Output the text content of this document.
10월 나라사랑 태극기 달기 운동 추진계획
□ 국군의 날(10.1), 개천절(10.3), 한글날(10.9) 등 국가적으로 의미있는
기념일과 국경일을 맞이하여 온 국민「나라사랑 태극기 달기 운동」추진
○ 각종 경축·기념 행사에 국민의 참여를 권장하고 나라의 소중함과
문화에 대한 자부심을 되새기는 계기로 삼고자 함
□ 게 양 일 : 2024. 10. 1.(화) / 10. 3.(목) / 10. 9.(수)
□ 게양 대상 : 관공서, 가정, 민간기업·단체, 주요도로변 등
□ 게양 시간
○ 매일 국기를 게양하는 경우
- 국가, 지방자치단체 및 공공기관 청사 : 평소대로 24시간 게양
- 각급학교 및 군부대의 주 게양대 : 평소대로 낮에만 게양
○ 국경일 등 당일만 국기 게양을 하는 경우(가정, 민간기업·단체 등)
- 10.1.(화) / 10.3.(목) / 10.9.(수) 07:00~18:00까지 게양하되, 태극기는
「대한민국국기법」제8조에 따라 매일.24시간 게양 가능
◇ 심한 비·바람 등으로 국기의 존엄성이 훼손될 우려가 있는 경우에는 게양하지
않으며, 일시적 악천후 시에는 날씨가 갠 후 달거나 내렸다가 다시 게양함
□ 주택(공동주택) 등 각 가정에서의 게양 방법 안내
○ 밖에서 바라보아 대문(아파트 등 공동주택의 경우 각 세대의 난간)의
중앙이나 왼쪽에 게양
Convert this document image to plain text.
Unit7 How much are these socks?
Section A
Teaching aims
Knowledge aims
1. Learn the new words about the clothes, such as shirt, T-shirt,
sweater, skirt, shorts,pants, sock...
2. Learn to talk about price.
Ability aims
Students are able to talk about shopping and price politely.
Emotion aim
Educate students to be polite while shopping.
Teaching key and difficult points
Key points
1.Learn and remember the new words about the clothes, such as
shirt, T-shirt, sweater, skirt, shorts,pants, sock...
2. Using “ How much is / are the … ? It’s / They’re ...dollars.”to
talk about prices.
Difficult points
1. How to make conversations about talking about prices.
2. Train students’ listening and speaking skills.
◇ ◇ ◇ ◇ ◇
• Stated exercise
In the entries above, locate every line with the word "words" and copy it.

• Response below
1. Learn the new words about the clothes, such as shirt, T-shirt,
1.Learn and remember the new words about the clothes, such as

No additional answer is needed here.